## begin Document segment

Cost and Usage Report

Comprehensive cost and usage data delivered to S3 for deep billing analysis

The AWS Cost and Usage Report (CUR) is the most detailed billing dataset AWS produces, delivering line-item cost and usage data to an S3 bucket in CSV or Parquet format. It contains every charge on your AWS bill broken down to the individual resource level, with cost allocation tags, pricing details, and usage quantities. For cloud engineers and FinOps practitioners, CUR is the foundation for building custom cost analytics, feeding billing data into data warehouses like Redshift or Athena, and doing any analysis that goes beyond what Cost Explorer's pre-built reports support.

CUR Architecture - How Data Is Delivered

CUR is configured in the AWS Billing console and delivers files to an S3 bucket you specify. The delivery schedule and format are configurable:

Configuration	Options	Recommendation
Report granularity	Hourly, Daily, Monthly	Hourly for most use cases - enables time-of-day analysis
File format	CSV (gzip), Parquet (snappy)	Parquet for Athena/Redshift - much smaller and faster to query
Delivery frequency	Daily (default), hourly (with hourly granularity)	Daily unless you need near-real-time cost visibility
Report versioning	Create new version or overwrite	Overwrite for Athena integration; new version for auditing
S3 bucket	Any bucket in your account	Dedicated bucket with restricted access for billing data

The S3 path structure for CUR files:

bash

# CUR S3 path structure
# s3://{bucket}/{prefix}/{report-name}/{date-range}/{assemblyId}/{report-name}-{number}.csv.gz

# Example with Parquet format and Athena integration
s3://my-billing-bucket/cur/MyReport/20240501-20240601/
  ├── 01/
  │   └── MyReport-00001.snappy.parquet
  ├── MyReport-Manifest.json     # describes the files in this delivery
  └── crawler-cfn.yml            # optional CloudFormation for Glue crawler

# The manifest JSON tells downstream tools what files are in this report period
# Always use the manifest to discover CUR files programmatically

💡

AWS re-delivers CUR files multiple times during a month as new data arrives and corrections are made. The manifest.json is the authoritative list of what files constitute the current complete dataset for a billing period. Always load from the manifest, not by listing the S3 directory.

## end Document segment

What you need to do
[1] Condense the paragraph of the Cost and Usage Report page that begins "The AWS Cost and Usage Report (CUR) is the most detailed billing dataset" into a bulleted list of its main facts.
[2] Go on with the Cost and Usage Report page, starting after its final sentence.

## begin Given data

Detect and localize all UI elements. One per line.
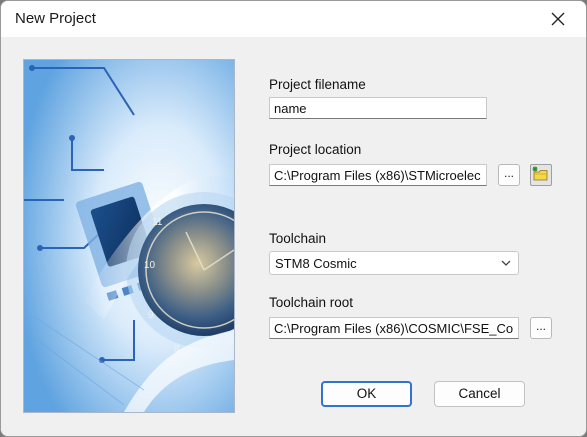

## end Given data

Solved problems
[1]
- CUR is the most detailed billing dataset AWS produces.
- It delivers line-item cost and usage data to an S3 bucket in CSV or Parquet format.
- It breaks every charge on the AWS bill down to the individual resource level, with cost allocation tags, pricing details and usage quantities.
- Cloud engineers and FinOps practitioners use it as the foundation for custom cost analytics.
- It can feed billing data into data warehouses such as Redshift or Athena.
- It supports analysis beyond what Cost Explorer's pre-built reports offer.

[2]
Key CUR Data Columns and What They Mean

A CUR file can have 300+ columns. Understanding the most important ones is essential for building cost analysis:

Column Group	Key Columns	Description
Identity	lineItem/LineItemId, lineItem/UsageAccountId	Unique ID for the line item; which account generated it
Time	lineItem/UsageStartDate, lineItem/UsageEndDate	When the usage occurred (hourly for hourly reports)
Service	lineItem/ProductCode, product/servicename	Which AWS service (e.g. AmazonEC2, AmazonRDS)
Resource	lineItem/ResourceId	Specific resource ARN or ID - enables per-resource costing
Usage	lineItem/UsageType, lineItem/UsageAmount	What type of usage (e.g. BoxUsage:t3.large) and how much
Cost - Unblended	lineItem/UnblendedCost	Actual rate charged for this line item (most common cost metric)
Cost - Blended	lineItem/BlendedCost	Averaged rate across org for this usage type (legacy - avoid)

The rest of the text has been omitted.